**Stated goal**
Copy all of the records below verbatim.

**Data shown**
+ + +
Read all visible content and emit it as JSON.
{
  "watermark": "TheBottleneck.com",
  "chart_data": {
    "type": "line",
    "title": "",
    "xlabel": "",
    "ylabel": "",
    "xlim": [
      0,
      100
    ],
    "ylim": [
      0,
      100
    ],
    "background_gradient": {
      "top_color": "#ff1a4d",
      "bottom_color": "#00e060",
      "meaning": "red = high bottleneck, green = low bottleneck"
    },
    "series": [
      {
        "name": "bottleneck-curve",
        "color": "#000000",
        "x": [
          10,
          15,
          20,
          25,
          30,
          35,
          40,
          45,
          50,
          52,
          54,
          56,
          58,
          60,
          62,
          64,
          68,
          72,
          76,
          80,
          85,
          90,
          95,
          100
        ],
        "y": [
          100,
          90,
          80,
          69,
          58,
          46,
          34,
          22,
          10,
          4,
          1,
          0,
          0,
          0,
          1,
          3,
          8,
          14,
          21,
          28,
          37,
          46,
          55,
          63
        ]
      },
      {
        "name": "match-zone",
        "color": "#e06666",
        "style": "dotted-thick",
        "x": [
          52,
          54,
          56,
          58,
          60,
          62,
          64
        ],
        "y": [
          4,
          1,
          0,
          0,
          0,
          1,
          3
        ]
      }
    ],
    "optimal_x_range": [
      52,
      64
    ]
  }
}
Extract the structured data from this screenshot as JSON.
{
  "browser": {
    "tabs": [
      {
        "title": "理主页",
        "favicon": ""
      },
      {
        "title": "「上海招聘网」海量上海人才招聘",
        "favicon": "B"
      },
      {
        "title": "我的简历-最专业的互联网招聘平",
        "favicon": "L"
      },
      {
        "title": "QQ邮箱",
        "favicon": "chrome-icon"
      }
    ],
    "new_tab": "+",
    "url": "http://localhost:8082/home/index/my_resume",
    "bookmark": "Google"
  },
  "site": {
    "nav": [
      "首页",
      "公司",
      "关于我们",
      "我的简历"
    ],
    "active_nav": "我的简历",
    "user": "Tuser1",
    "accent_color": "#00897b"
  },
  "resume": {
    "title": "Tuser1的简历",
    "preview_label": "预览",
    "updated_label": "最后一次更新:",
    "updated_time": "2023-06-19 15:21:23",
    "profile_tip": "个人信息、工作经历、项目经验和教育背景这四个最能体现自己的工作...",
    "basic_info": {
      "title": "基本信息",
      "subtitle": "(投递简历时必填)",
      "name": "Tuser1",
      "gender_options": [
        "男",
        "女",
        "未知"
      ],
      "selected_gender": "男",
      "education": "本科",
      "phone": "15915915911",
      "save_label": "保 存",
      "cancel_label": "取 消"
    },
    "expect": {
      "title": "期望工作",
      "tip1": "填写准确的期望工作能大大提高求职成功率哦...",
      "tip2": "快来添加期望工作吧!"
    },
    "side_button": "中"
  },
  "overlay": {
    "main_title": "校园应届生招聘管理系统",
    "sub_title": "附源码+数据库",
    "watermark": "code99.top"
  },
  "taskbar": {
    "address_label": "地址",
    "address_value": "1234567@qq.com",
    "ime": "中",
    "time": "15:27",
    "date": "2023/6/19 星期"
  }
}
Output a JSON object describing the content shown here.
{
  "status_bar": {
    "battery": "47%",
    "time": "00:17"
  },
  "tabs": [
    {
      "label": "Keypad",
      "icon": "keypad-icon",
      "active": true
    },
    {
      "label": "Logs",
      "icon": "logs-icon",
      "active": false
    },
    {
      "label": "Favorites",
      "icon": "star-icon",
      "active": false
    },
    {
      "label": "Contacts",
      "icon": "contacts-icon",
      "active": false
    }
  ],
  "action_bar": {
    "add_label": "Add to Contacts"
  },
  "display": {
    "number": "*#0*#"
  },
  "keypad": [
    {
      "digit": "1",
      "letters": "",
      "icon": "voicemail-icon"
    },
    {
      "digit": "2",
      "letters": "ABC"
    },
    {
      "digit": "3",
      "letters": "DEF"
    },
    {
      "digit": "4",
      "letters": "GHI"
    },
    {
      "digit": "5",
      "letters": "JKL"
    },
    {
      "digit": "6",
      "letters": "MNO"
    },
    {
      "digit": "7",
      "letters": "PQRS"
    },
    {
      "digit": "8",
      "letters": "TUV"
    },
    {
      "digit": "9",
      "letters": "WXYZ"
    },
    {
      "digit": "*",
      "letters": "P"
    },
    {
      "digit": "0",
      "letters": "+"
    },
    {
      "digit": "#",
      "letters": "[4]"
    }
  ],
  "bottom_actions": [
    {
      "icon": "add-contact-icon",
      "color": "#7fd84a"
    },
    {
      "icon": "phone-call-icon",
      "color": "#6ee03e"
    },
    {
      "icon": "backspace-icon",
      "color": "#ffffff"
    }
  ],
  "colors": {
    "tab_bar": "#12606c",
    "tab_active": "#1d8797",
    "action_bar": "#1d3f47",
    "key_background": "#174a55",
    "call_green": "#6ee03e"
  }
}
+ + +
**Answer below**
Read all visible content and emit it as JSON.
{
  "watermark": "TheBottleneck.com",
  "chart_data": {
    "type": "line",
    "title": "",
    "xlabel": "",
    "ylabel": "",
    "xlim": [
      0,
      100
    ],
    "ylim": [
      0,
      100
    ],
    "background_gradient": {
      "top_color": "#ff1a4d",
      "bottom_color": "#00e060",
      "meaning": "red = high bottleneck, green = low bottleneck"
    },
    "series": [
      {
        "name": "bottleneck-curve",
        "color": "#000000",
        "x": [
          10,
          15,
          20,
          25,
          30,
          35,
          40,
          45,
          50,
          52,
          54,
          56,
          58,
          60,
          62,
          64,
          68,
          72,
          76,
          80,
          85,
          90,
          95,
          100
        ],
        "y": [
          100,
          90,
          80,
          69,
          58,
          46,
          34,
          22,
          10,
          4,
          1,
          0,
          0,
          0,
          1,
          3,
          8,
          14,
          21,
          28,
          37,
          46,
          55,
          63
        ]
      },
      {
        "name": "match-zone",
        "color": "#e06666",
        "style": "dotted-thick",
        "x": [
          52,
          54,
          56,
          58,
          60,
          62,
          64
        ],
        "y": [
          4,
          1,
          0,
          0,
          0,
          1,
          3
        ]
      }
    ],
    "optimal_x_range": [
      52,
      64
    ]
  }
}
Extract the structured data from this screenshot as JSON.
{
  "browser": {
    "tabs": [
      {
        "title": "理主页",
        "favicon": ""
      },
      {
        "title": "「上海招聘网」海量上海人才招聘",
        "favicon": "B"
      },
      {
        "title": "我的简历-最专业的互联网招聘平",
        "favicon": "L"
      },
      {
        "title": "QQ邮箱",
        "favicon": "chrome-icon"
      }
    ],
    "new_tab": "+",
    "url": "http://localhost:8082/home/index/my_resume",
    "bookmark": "Google"
  },
  "site": {
    "nav": [
      "首页",
      "公司",
      "关于我们",
      "我的简历"
    ],
    "active_nav": "我的简历",
    "user": "Tuser1",
    "accent_color": "#00897b"
  },
  "resume": {
    "title": "Tuser1的简历",
    "preview_label": "预览",
    "updated_label": "最后一次更新:",
    "updated_time": "2023-06-19 15:21:23",
    "profile_tip": "个人信息、工作经历、项目经验和教育背景这四个最能体现自己的工作...",
    "basic_info": {
      "title": "基本信息",
      "subtitle": "(投递简历时必填)",
      "name": "Tuser1",
      "gender_options": [
        "男",
        "女",
        "未知"
      ],
      "selected_gender": "男",
      "education": "本科",
      "phone": "15915915911",
      "save_label": "保 存",
      "cancel_label": "取 消"
    },
    "expect": {
      "title": "期望工作",
      "tip1": "填写准确的期望工作能大大提高求职成功率哦...",
      "tip2": "快来添加期望工作吧!"
    },
    "side_button": "中"
  },
  "overlay": {
    "main_title": "校园应届生招聘管理系统",
    "sub_title": "附源码+数据库",
    "watermark": "code99.top"
  },
  "taskbar": {
    "address_label": "地址",
    "address_value": "1234567@qq.com",
    "ime": "中",
    "time": "15:27",
    "date": "2023/6/19 星期"
  }
}
Output a JSON object describing the content shown here.
{
  "status_bar": {
    "battery": "47%",
    "time": "00:17"
  },
  "tabs": [
    {
      "label": "Keypad",
      "icon": "keypad-icon",
      "active": true
    },
    {
      "label": "Logs",
      "icon": "logs-icon",
      "active": false
    },
    {
      "label": "Favorites",
      "icon": "star-icon",
      "active": false
    },
    {
      "label": "Contacts",
      "icon": "contacts-icon",
      "active": false
    }
  ],
  "action_bar": {
    "add_label": "Add to Contacts"
  },
  "display": {
    "number": "*#0*#"
  },
  "keypad": [
    {
      "digit": "1",
      "letters": "",
      "icon": "voicemail-icon"
    },
    {
      "digit": "2",
      "letters": "ABC"
    },
    {
      "digit": "3",
      "letters": "DEF"
    },
    {
      "digit": "4",
      "letters": "GHI"
    },
    {
      "digit": "5",
      "letters": "JKL"
    },
    {
      "digit": "6",
      "letters": "MNO"
    },
    {
      "digit": "7",
      "letters": "PQRS"
    },
    {
      "digit": "8",
      "letters": "TUV"
    },
    {
      "digit": "9",
      "letters": "WXYZ"
    },
    {
      "digit": "*",
      "letters": "P"
    },
    {
      "digit": "0",
      "letters": "+"
    },
    {
      "digit": "#",
      "letters": "[4]"
    }
  ],
  "bottom_actions": [
    {
      "icon": "add-contact-icon",
      "color": "#7fd84a"
    },
    {
      "icon": "phone-call-icon",
      "color": "#6ee03e"
    },
    {
      "icon": "backspace-icon",
      "color": "#ffffff"
    }
  ],
  "colors": {
    "tab_bar": "#12606c",
    "tab_active": "#1d8797",
    "action_bar": "#1d3f47",
    "key_background": "#174a55",
    "call_green": "#6ee03e"
  }
}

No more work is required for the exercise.